:: Texto fuente

La pregunta menos pertinente para este caso, es saber si el centro poblado de San José de Ushua, ubicado a más de tres mil metros de altura y con 177 habitantes, es un pueblo indígena y originario. La respuesta legal dependería de quien la enuncie, probablemente para el gobierno central no lo sea, puesto que no es una comunidad campesina reconocida formalmente y, si lo fuera, tampoco eso aseguraría que sea un pueblo indígena originario. El Estado a través del ente rector en materia de pueblos indígenas acaba de aprobar el Decreto Legislativo 1360, que otorga la competencia exclusiva a dicho sector para decidir quién es un pueblo indígena, lo que profundiza el problema de discriminación e identidad étnica.

Por otro lado, el centro poblado es la forma de organización del Estado para brindar servicios mínimos que ha ido superponiéndose a la esfera institucional de las comunidades campesinas reconocidas constitucionalmente con autonomía organizativa. Hoy muchas comunidades campesinas son también municipalidades de centros poblados, con alcalde y regidores, generando tensiones y confusión entre los pobladores que también son comuneros, en relación a sus autoridades. El Estado ha condicionado a las comunidades campesinas y nativas a constituir un centro poblado o distrito para brindar servicios mínimos, y en ese camino el Estado se convierte en el principal impulsor del debilitamiento de la institución propia de las comunidades campesinas y nativas.

La verdadera tragedia tras los hechos de Ushua radica en que, ante la intoxicación de medio centenar de personas, el centro poblado sólo contaba con una posta médica donde no hay médicos ni medicamentos para atender una emergencia como ésta. Si esa situación hubiera ocurrido en cualquier ciudad, probablemente se hubieran salvado todas las vidas. A los pobladores de Ushua también los mató la falta de atención médica inmediata, un derecho a la salud pública que lamentablemente el Estado no puede proporcionar en vísperas del bicentenario de la fundación de la República.

Los pueblos indígenas y originarios en el Perú viven en una constante discriminación en el acceso a sus derechos básicos como salud, educación, vivienda o agua potable. A pesar de los pequeños avances de los últimos años, son muchos los retos por alcanzar. Cualquiera del abanico de derechos fundamentales que queramos analizar desde el enfoque intercultural, se encuentra quebrado por la discriminación y el racismo de la estructura estatal. Presa en su lógica de intervención, no permite que por encima de todo esté la dignidad de las personas y el respeto de los derechos humanos de los pueblos indígenas.

::::
:: Datos extraídos

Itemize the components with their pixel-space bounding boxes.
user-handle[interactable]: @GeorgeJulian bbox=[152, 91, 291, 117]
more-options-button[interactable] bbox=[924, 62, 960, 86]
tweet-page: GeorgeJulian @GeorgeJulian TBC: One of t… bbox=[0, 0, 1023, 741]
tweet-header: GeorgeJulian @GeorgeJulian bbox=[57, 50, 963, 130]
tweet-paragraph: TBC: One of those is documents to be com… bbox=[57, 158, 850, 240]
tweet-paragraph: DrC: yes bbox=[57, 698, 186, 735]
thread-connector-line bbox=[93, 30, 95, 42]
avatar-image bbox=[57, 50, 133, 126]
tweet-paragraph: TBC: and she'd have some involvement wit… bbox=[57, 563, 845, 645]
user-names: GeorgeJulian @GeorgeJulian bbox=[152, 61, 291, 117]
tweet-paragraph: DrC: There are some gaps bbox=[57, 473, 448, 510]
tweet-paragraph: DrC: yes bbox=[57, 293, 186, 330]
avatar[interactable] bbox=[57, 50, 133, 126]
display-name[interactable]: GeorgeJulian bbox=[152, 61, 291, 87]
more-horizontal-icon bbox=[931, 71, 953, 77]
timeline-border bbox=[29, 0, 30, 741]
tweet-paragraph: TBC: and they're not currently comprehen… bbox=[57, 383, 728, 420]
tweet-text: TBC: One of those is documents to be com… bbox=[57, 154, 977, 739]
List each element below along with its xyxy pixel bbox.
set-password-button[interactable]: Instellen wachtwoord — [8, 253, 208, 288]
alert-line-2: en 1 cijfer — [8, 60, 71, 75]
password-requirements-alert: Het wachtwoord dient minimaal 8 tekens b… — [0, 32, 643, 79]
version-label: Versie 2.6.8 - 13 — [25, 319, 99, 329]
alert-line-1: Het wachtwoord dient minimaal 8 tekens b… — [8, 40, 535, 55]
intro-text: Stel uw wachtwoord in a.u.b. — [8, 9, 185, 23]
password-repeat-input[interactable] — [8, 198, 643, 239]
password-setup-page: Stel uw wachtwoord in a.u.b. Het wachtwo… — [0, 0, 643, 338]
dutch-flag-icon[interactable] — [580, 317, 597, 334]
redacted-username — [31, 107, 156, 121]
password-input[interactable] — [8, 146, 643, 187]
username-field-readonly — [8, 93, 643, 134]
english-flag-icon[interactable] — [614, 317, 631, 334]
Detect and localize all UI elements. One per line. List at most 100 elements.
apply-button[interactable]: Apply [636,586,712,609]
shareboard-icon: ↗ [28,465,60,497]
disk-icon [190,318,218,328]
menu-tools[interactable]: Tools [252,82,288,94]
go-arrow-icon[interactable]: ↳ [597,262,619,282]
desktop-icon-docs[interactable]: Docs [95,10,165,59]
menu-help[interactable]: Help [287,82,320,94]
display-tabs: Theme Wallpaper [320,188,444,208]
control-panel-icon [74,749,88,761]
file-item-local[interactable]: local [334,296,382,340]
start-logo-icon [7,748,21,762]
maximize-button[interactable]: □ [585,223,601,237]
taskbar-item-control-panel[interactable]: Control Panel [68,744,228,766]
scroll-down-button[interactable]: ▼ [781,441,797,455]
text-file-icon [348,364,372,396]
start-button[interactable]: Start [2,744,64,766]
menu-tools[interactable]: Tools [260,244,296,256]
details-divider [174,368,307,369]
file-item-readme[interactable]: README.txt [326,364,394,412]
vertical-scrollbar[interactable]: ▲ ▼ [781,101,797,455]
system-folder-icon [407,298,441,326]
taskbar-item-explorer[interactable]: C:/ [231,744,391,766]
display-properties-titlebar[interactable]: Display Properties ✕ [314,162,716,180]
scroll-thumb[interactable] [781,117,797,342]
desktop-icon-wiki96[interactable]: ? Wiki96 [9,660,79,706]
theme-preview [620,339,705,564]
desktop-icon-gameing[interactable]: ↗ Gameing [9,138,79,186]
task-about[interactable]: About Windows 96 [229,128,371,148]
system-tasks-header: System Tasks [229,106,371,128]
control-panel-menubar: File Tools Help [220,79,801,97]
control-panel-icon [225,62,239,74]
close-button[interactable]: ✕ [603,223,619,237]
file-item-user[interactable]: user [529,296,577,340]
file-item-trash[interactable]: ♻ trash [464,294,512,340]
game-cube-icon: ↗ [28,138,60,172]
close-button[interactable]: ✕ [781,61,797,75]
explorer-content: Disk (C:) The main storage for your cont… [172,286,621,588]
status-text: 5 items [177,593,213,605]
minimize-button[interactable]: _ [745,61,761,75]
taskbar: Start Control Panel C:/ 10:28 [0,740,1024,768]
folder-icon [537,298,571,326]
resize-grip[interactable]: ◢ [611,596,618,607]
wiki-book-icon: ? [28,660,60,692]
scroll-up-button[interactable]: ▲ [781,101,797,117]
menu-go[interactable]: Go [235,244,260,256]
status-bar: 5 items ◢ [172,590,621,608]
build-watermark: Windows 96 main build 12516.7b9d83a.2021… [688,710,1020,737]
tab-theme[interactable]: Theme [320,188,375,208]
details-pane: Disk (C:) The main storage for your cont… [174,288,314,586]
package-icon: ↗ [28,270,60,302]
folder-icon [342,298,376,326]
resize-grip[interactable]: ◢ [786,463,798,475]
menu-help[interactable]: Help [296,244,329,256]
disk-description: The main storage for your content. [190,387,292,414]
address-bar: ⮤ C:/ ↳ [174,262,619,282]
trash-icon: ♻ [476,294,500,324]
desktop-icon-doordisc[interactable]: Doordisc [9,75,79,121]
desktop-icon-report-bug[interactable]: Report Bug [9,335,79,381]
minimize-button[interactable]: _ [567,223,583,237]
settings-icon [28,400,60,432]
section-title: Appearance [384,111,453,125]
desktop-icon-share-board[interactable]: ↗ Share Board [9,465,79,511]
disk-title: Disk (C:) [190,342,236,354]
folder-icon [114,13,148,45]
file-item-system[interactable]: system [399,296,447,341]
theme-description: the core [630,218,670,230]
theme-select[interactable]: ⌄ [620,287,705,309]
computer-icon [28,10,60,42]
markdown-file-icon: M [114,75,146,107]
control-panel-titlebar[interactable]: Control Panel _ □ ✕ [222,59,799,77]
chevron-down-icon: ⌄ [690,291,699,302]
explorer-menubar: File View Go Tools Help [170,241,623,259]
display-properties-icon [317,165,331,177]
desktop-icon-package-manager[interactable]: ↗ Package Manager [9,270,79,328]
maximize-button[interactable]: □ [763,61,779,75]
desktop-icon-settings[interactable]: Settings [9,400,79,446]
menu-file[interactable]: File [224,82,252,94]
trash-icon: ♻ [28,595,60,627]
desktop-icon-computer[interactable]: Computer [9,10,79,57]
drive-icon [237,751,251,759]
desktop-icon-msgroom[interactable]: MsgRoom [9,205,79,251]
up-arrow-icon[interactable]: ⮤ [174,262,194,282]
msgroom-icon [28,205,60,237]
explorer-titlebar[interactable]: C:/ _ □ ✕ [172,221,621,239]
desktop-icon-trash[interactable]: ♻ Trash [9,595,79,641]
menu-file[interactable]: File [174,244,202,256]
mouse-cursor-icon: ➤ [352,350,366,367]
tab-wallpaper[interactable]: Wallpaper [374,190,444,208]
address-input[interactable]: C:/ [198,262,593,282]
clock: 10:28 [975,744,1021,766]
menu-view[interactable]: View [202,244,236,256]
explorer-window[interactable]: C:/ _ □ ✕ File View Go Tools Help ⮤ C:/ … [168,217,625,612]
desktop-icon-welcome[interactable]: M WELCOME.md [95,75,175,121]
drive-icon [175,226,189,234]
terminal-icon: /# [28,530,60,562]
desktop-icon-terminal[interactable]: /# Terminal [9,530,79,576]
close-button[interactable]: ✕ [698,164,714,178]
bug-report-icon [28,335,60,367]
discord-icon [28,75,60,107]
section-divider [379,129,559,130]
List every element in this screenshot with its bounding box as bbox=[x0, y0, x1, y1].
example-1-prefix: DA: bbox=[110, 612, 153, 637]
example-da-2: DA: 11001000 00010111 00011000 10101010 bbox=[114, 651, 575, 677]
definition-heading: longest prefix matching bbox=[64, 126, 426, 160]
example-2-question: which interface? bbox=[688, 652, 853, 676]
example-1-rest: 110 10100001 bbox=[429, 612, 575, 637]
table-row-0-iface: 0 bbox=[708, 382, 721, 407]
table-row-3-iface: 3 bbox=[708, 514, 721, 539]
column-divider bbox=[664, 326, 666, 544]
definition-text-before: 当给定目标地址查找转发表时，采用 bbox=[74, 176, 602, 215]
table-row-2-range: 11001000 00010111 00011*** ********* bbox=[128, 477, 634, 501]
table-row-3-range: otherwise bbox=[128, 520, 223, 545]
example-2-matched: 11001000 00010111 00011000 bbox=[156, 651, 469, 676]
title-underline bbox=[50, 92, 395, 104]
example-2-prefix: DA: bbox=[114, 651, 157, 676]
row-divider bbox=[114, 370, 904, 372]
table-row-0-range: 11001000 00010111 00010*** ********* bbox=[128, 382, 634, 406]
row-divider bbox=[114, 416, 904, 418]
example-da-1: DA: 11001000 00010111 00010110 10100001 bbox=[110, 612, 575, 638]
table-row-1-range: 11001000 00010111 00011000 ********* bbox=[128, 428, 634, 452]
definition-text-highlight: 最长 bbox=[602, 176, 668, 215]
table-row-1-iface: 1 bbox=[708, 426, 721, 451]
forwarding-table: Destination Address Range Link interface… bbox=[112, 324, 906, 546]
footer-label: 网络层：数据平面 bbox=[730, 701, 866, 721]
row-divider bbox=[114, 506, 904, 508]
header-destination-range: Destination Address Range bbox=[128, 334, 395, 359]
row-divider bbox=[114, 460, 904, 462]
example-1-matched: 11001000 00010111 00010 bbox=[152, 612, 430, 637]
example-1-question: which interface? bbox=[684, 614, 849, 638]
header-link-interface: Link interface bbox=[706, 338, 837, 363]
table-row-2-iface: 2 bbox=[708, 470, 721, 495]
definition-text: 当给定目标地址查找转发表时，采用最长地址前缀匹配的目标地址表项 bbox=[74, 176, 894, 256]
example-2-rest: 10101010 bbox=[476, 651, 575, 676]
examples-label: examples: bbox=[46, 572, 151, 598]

::::

* [Consigna 1]: Según el texto sobre Ushua, ¿qué norma aprobó el Estado para dar al ente rector la competencia exclusiva de decidir quién es un pueblo indígena?
* [Consigna 2]: Escribe la continuación del texto sobre Ushua a partir de su último párrafo.
Los datos no son necesarios para este ejercicio.

* [Respuesta 1]: El Decreto Legislativo 1360.

* [Respuesta 2]:
La evidencia radica en la manera como el Estado atiende las demandas de estos derechos básicos. Ni qué decir de derechos colectivos como la tierra y territorio o la consulta previa; la reacción primero es dudar de esas demandas, y ante el reclamo persistente y sostenido, algunos casos, los más urgentes, son atendidos, pero para responder y resarcir el daño, el trámite burocrático será tan largo que algunos años después recién se pueda lograr instalar tanques de agua potable o atender la salud pública de pobladores, como es el caso de las comunidades nativas de las Cuatro Cuencas, cuyo territorio y cuerpos de agua fueron contaminados por petróleo durante 40 años.

La defensa de los derechos de los pueblos indígenas a veces hace que nos extraviemos en debates normativos o trámites administrativos, perdiendo la perspectiva del sentido común en la existencia del Estado: buscar el bienestar de sus ciudadanos sin distinción de ninguna índole. Es necesario tomar conciencia de los límites de nuestras instituciones para poder transformarlas; reconocer que muchos de sus mecanismos están diseñados para discriminar al ciudadano rural, campesino e indígena, en comparación del ciudadano urbano. El gran reto y deuda que tenemos es la democratización de nuestros vínculos étnicos, sociales, económicos y culturales, y con ello el cumplimiento de los derechos básicos para las poblaciones indígenas estará en camino a ser garantizado.